WHAT IS BEING ASKED: Word for word, transcribe the lines below and drop the pictures.

RECORDS:
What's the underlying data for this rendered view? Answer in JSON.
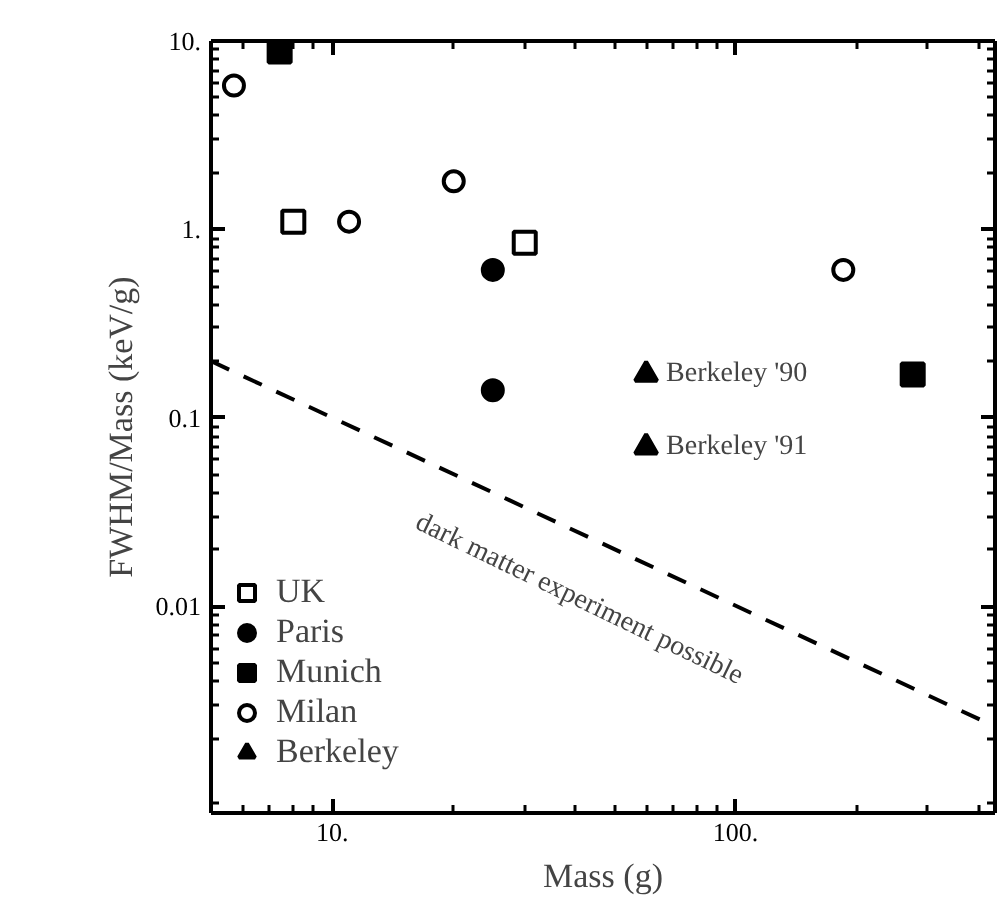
{
  "chart_data": {
    "type": "scatter",
    "xlabel": "Mass (g)",
    "ylabel": "FWHM/Mass (keV/g)",
    "log": "xy",
    "xlim": [
      5,
      440
    ],
    "ylim": [
      0.0008,
      10
    ],
    "xticks": [
      {
        "value": 10,
        "label": "10."
      },
      {
        "value": 100,
        "label": "100."
      }
    ],
    "yticks": [
      {
        "value": 0.01,
        "label": "0.01"
      },
      {
        "value": 0.1,
        "label": "0.1"
      },
      {
        "value": 1,
        "label": "1."
      },
      {
        "value": 10,
        "label": "10."
      }
    ],
    "legend": "bottom left",
    "grid": false,
    "series": [
      {
        "name": "UK",
        "color": "#ffffff",
        "marker": "square",
        "x": [
          8,
          30
        ],
        "values": [
          1.1,
          0.85
        ]
      },
      {
        "name": "Paris",
        "color": "#000000",
        "marker": "circle",
        "x": [
          25,
          25
        ],
        "values": [
          0.61,
          0.14
        ]
      },
      {
        "name": "Munich",
        "color": "#000000",
        "marker": "square",
        "x": [
          7.4,
          275
        ],
        "values": [
          8.8,
          0.17
        ]
      },
      {
        "name": "Milan",
        "color": "#ffffff",
        "marker": "circle",
        "x": [
          5.7,
          11,
          20,
          185
        ],
        "values": [
          5.8,
          1.1,
          1.8,
          0.61
        ]
      },
      {
        "name": "Berkeley",
        "color": "#000000",
        "marker": "triangle",
        "x": [
          60,
          60
        ],
        "values": [
          0.17,
          0.07
        ]
      },
      {
        "type": "line",
        "color": "#000000",
        "line_style": "dashed",
        "x": [
          5,
          440
        ],
        "values": [
          0.2,
          0.0023
        ]
      }
    ],
    "annotations": [
      {
        "text": "Berkeley '90",
        "x": 60,
        "y": 0.17
      },
      {
        "text": "Berkeley '91",
        "x": 60,
        "y": 0.07
      },
      "dark matter experiment possible"
    ]
  }
}
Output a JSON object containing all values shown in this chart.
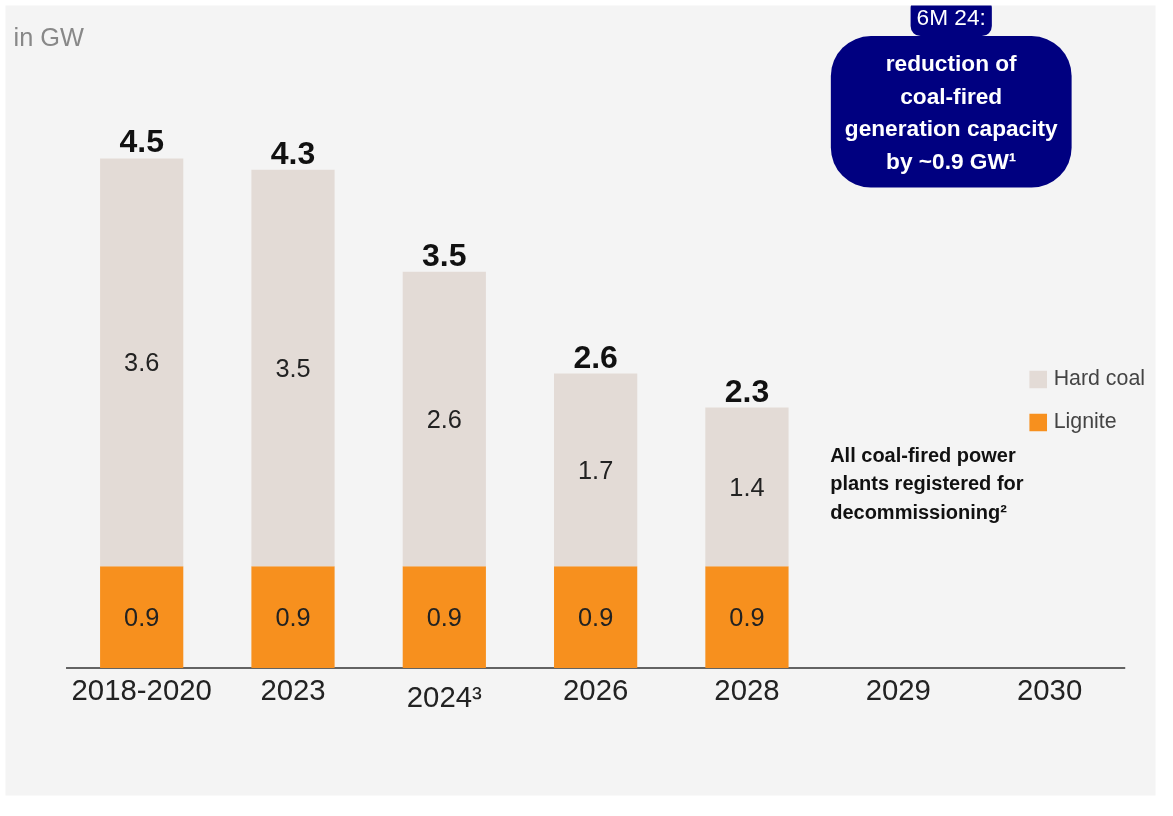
{
  "chart_data": {
    "type": "bar",
    "stacked": true,
    "data_labels": true,
    "legend": "right",
    "categories": [
      "2018-2020",
      "2023",
      "2024³",
      "2026",
      "2028",
      "2029",
      "2030"
    ],
    "series": [
      {
        "name": "Lignite",
        "color": "#f7901e",
        "values": [
          0.9,
          0.9,
          0.9,
          0.9,
          0.9,
          null,
          null
        ]
      },
      {
        "name": "Hard coal",
        "color": "#e3dbd6",
        "values": [
          3.6,
          3.5,
          2.6,
          1.7,
          1.4,
          null,
          null
        ]
      }
    ],
    "totals": [
      "4.5",
      "4.3",
      "3.5",
      "2.6",
      "2.3",
      null,
      null
    ],
    "annotations": [
      "in GW",
      "6M 24:\nreduction of\ncoal-fired\ngeneration capacity\nby ~0.9 GW¹",
      "All coal-fired power\nplants registered for\ndecommissioning²"
    ]
  }
}
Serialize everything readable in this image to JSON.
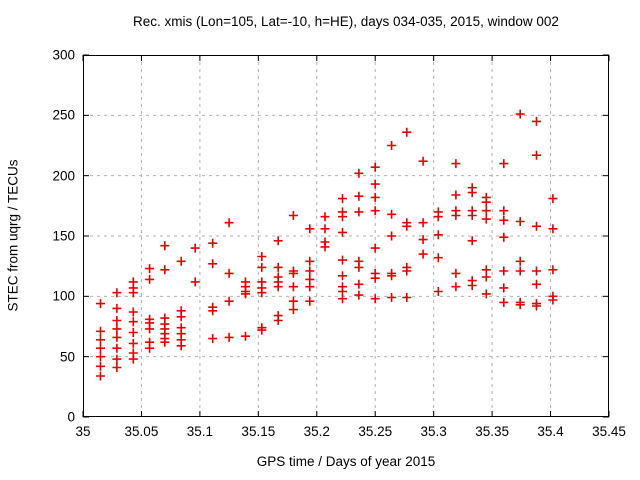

ANSWER TO THE PROBLEM:
What's the underlying data for this rendered view? Answer in JSON.
{
  "chart_data": {
    "type": "scatter",
    "xlabel": "Mass (g)",
    "ylabel": "FWHM/Mass (keV/g)",
    "log": "xy",
    "xlim": [
      5,
      440
    ],
    "ylim": [
      0.0008,
      10
    ],
    "xticks": [
      {
        "value": 10,
        "label": "10."
      },
      {
        "value": 100,
        "label": "100."
      }
    ],
    "yticks": [
      {
        "value": 0.01,
        "label": "0.01"
      },
      {
        "value": 0.1,
        "label": "0.1"
      },
      {
        "value": 1,
        "label": "1."
      },
      {
        "value": 10,
        "label": "10."
      }
    ],
    "legend": "bottom left",
    "grid": false,
    "series": [
      {
        "name": "UK",
        "color": "#ffffff",
        "marker": "square",
        "x": [
          8,
          30
        ],
        "values": [
          1.1,
          0.85
        ]
      },
      {
        "name": "Paris",
        "color": "#000000",
        "marker": "circle",
        "x": [
          25,
          25
        ],
        "values": [
          0.61,
          0.14
        ]
      },
      {
        "name": "Munich",
        "color": "#000000",
        "marker": "square",
        "x": [
          7.4,
          275
        ],
        "values": [
          8.8,
          0.17
        ]
      },
      {
        "name": "Milan",
        "color": "#ffffff",
        "marker": "circle",
        "x": [
          5.7,
          11,
          20,
          185
        ],
        "values": [
          5.8,
          1.1,
          1.8,
          0.61
        ]
      },
      {
        "name": "Berkeley",
        "color": "#000000",
        "marker": "triangle",
        "x": [
          60,
          60
        ],
        "values": [
          0.17,
          0.07
        ]
      },
      {
        "type": "line",
        "color": "#000000",
        "line_style": "dashed",
        "x": [
          5,
          440
        ],
        "values": [
          0.2,
          0.0023
        ]
      }
    ],
    "annotations": [
      {
        "text": "Berkeley '90",
        "x": 60,
        "y": 0.17
      },
      {
        "text": "Berkeley '91",
        "x": 60,
        "y": 0.07
      },
      "dark matter experiment possible"
    ]
  }
}
Output a JSON object containing all values shown in this chart.
{
  "chart_data": {
    "type": "bar",
    "stacked": true,
    "data_labels": true,
    "legend": "right",
    "categories": [
      "2018-2020",
      "2023",
      "2024³",
      "2026",
      "2028",
      "2029",
      "2030"
    ],
    "series": [
      {
        "name": "Lignite",
        "color": "#f7901e",
        "values": [
          0.9,
          0.9,
          0.9,
          0.9,
          0.9,
          null,
          null
        ]
      },
      {
        "name": "Hard coal",
        "color": "#e3dbd6",
        "values": [
          3.6,
          3.5,
          2.6,
          1.7,
          1.4,
          null,
          null
        ]
      }
    ],
    "totals": [
      "4.5",
      "4.3",
      "3.5",
      "2.6",
      "2.3",
      null,
      null
    ],
    "annotations": [
      "in GW",
      "6M 24:\nreduction of\ncoal-fired\ngeneration capacity\nby ~0.9 GW¹",
      "All coal-fired power\nplants registered for\ndecommissioning²"
    ]
  }
}
Serialize everything readable in this image to JSON.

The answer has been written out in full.